* begin Items *

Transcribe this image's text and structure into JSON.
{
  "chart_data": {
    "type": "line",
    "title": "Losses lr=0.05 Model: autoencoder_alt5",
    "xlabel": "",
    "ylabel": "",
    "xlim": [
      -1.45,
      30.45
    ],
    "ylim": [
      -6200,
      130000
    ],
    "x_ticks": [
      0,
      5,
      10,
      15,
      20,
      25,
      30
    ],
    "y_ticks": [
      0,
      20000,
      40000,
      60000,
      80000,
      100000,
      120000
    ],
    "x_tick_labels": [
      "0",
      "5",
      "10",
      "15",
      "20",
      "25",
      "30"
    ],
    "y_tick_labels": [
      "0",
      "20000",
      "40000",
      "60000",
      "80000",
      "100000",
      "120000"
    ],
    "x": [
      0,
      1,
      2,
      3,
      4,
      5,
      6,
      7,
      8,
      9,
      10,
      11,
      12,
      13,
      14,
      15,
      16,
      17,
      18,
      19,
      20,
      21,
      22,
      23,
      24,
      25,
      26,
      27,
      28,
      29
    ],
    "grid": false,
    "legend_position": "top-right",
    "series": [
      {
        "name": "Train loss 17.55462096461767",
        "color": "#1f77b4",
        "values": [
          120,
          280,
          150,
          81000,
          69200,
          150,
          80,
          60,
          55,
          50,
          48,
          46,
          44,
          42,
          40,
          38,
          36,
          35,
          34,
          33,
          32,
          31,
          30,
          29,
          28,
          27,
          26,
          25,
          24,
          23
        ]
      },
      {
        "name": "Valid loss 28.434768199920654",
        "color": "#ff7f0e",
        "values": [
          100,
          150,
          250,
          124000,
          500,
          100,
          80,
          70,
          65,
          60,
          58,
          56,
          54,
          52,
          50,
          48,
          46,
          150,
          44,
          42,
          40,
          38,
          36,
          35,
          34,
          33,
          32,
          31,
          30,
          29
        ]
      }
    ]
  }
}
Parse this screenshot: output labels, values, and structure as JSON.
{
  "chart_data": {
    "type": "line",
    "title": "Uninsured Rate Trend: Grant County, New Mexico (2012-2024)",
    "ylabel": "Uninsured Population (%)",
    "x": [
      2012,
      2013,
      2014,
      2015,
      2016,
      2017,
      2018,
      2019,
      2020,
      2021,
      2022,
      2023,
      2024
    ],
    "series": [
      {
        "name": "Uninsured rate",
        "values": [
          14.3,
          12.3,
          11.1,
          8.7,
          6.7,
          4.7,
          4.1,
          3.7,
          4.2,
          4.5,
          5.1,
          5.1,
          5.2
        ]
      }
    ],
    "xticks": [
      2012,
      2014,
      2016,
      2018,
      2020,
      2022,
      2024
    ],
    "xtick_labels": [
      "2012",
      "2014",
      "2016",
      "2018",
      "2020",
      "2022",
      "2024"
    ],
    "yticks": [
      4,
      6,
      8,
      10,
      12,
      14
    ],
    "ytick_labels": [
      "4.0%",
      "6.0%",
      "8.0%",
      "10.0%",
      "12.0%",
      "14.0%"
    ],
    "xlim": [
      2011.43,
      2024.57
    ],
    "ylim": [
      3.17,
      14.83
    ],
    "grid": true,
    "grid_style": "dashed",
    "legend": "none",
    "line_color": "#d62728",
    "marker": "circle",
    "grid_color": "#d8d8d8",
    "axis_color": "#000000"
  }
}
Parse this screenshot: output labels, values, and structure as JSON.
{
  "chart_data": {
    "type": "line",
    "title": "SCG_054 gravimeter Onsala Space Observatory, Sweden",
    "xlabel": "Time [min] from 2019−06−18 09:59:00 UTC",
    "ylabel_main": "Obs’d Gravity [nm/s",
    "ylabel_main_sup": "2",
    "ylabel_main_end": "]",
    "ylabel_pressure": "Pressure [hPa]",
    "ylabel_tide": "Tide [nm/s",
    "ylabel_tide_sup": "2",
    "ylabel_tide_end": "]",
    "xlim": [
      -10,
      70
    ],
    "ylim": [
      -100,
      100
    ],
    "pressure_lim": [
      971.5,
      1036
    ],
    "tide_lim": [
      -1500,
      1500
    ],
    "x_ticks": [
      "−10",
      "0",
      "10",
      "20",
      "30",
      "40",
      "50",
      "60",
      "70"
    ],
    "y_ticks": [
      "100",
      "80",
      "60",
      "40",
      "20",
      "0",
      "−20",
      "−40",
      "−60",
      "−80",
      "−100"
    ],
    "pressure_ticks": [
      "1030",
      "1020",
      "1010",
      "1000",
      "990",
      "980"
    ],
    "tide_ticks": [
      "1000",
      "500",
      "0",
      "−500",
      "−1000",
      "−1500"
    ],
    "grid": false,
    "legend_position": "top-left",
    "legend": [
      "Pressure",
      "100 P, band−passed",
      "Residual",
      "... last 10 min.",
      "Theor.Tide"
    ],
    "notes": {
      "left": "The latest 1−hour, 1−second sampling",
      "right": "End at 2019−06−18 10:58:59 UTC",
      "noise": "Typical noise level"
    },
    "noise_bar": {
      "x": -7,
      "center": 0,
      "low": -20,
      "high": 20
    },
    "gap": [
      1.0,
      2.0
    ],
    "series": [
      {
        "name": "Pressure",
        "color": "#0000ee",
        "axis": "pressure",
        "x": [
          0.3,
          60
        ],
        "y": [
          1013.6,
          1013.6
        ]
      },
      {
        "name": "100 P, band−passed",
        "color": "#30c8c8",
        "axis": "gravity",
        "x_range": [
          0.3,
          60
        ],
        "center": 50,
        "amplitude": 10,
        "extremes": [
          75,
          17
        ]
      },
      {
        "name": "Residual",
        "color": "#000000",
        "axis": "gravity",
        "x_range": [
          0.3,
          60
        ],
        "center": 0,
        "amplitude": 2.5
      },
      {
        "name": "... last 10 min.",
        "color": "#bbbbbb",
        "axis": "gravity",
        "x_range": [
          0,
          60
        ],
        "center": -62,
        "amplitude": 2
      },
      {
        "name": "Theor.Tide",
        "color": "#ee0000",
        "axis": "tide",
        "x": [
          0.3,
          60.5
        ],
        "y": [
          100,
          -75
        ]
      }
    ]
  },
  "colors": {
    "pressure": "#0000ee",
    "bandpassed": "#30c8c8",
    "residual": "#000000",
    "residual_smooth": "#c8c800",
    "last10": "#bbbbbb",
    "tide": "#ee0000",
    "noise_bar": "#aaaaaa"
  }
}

* end Items *

Work to be completed:
Would you copy out each line exactly as written?

Exercise output:
Transcribe this image's text and structure into JSON.
{
  "chart_data": {
    "type": "line",
    "title": "Losses lr=0.05 Model: autoencoder_alt5",
    "xlabel": "",
    "ylabel": "",
    "xlim": [
      -1.45,
      30.45
    ],
    "ylim": [
      -6200,
      130000
    ],
    "x_ticks": [
      0,
      5,
      10,
      15,
      20,
      25,
      30
    ],
    "y_ticks": [
      0,
      20000,
      40000,
      60000,
      80000,
      100000,
      120000
    ],
    "x_tick_labels": [
      "0",
      "5",
      "10",
      "15",
      "20",
      "25",
      "30"
    ],
    "y_tick_labels": [
      "0",
      "20000",
      "40000",
      "60000",
      "80000",
      "100000",
      "120000"
    ],
    "x": [
      0,
      1,
      2,
      3,
      4,
      5,
      6,
      7,
      8,
      9,
      10,
      11,
      12,
      13,
      14,
      15,
      16,
      17,
      18,
      19,
      20,
      21,
      22,
      23,
      24,
      25,
      26,
      27,
      28,
      29
    ],
    "grid": false,
    "legend_position": "top-right",
    "series": [
      {
        "name": "Train loss 17.55462096461767",
        "color": "#1f77b4",
        "values": [
          120,
          280,
          150,
          81000,
          69200,
          150,
          80,
          60,
          55,
          50,
          48,
          46,
          44,
          42,
          40,
          38,
          36,
          35,
          34,
          33,
          32,
          31,
          30,
          29,
          28,
          27,
          26,
          25,
          24,
          23
        ]
      },
      {
        "name": "Valid loss 28.434768199920654",
        "color": "#ff7f0e",
        "values": [
          100,
          150,
          250,
          124000,
          500,
          100,
          80,
          70,
          65,
          60,
          58,
          56,
          54,
          52,
          50,
          48,
          46,
          150,
          44,
          42,
          40,
          38,
          36,
          35,
          34,
          33,
          32,
          31,
          30,
          29
        ]
      }
    ]
  }
}
Parse this screenshot: output labels, values, and structure as JSON.
{
  "chart_data": {
    "type": "line",
    "title": "Uninsured Rate Trend: Grant County, New Mexico (2012-2024)",
    "ylabel": "Uninsured Population (%)",
    "x": [
      2012,
      2013,
      2014,
      2015,
      2016,
      2017,
      2018,
      2019,
      2020,
      2021,
      2022,
      2023,
      2024
    ],
    "series": [
      {
        "name": "Uninsured rate",
        "values": [
          14.3,
          12.3,
          11.1,
          8.7,
          6.7,
          4.7,
          4.1,
          3.7,
          4.2,
          4.5,
          5.1,
          5.1,
          5.2
        ]
      }
    ],
    "xticks": [
      2012,
      2014,
      2016,
      2018,
      2020,
      2022,
      2024
    ],
    "xtick_labels": [
      "2012",
      "2014",
      "2016",
      "2018",
      "2020",
      "2022",
      "2024"
    ],
    "yticks": [
      4,
      6,
      8,
      10,
      12,
      14
    ],
    "ytick_labels": [
      "4.0%",
      "6.0%",
      "8.0%",
      "10.0%",
      "12.0%",
      "14.0%"
    ],
    "xlim": [
      2011.43,
      2024.57
    ],
    "ylim": [
      3.17,
      14.83
    ],
    "grid": true,
    "grid_style": "dashed",
    "legend": "none",
    "line_color": "#d62728",
    "marker": "circle",
    "grid_color": "#d8d8d8",
    "axis_color": "#000000"
  }
}
Parse this screenshot: output labels, values, and structure as JSON.
{
  "chart_data": {
    "type": "line",
    "title": "SCG_054 gravimeter Onsala Space Observatory, Sweden",
    "xlabel": "Time [min] from 2019−06−18 09:59:00 UTC",
    "ylabel_main": "Obs’d Gravity [nm/s",
    "ylabel_main_sup": "2",
    "ylabel_main_end": "]",
    "ylabel_pressure": "Pressure [hPa]",
    "ylabel_tide": "Tide [nm/s",
    "ylabel_tide_sup": "2",
    "ylabel_tide_end": "]",
    "xlim": [
      -10,
      70
    ],
    "ylim": [
      -100,
      100
    ],
    "pressure_lim": [
      971.5,
      1036
    ],
    "tide_lim": [
      -1500,
      1500
    ],
    "x_ticks": [
      "−10",
      "0",
      "10",
      "20",
      "30",
      "40",
      "50",
      "60",
      "70"
    ],
    "y_ticks": [
      "100",
      "80",
      "60",
      "40",
      "20",
      "0",
      "−20",
      "−40",
      "−60",
      "−80",
      "−100"
    ],
    "pressure_ticks": [
      "1030",
      "1020",
      "1010",
      "1000",
      "990",
      "980"
    ],
    "tide_ticks": [
      "1000",
      "500",
      "0",
      "−500",
      "−1000",
      "−1500"
    ],
    "grid": false,
    "legend_position": "top-left",
    "legend": [
      "Pressure",
      "100 P, band−passed",
      "Residual",
      "... last 10 min.",
      "Theor.Tide"
    ],
    "notes": {
      "left": "The latest 1−hour, 1−second sampling",
      "right": "End at 2019−06−18 10:58:59 UTC",
      "noise": "Typical noise level"
    },
    "noise_bar": {
      "x": -7,
      "center": 0,
      "low": -20,
      "high": 20
    },
    "gap": [
      1.0,
      2.0
    ],
    "series": [
      {
        "name": "Pressure",
        "color": "#0000ee",
        "axis": "pressure",
        "x": [
          0.3,
          60
        ],
        "y": [
          1013.6,
          1013.6
        ]
      },
      {
        "name": "100 P, band−passed",
        "color": "#30c8c8",
        "axis": "gravity",
        "x_range": [
          0.3,
          60
        ],
        "center": 50,
        "amplitude": 10,
        "extremes": [
          75,
          17
        ]
      },
      {
        "name": "Residual",
        "color": "#000000",
        "axis": "gravity",
        "x_range": [
          0.3,
          60
        ],
        "center": 0,
        "amplitude": 2.5
      },
      {
        "name": "... last 10 min.",
        "color": "#bbbbbb",
        "axis": "gravity",
        "x_range": [
          0,
          60
        ],
        "center": -62,
        "amplitude": 2
      },
      {
        "name": "Theor.Tide",
        "color": "#ee0000",
        "axis": "tide",
        "x": [
          0.3,
          60.5
        ],
        "y": [
          100,
          -75
        ]
      }
    ]
  },
  "colors": {
    "pressure": "#0000ee",
    "bandpassed": "#30c8c8",
    "residual": "#000000",
    "residual_smooth": "#c8c800",
    "last10": "#bbbbbb",
    "tide": "#ee0000",
    "noise_bar": "#aaaaaa"
  }
}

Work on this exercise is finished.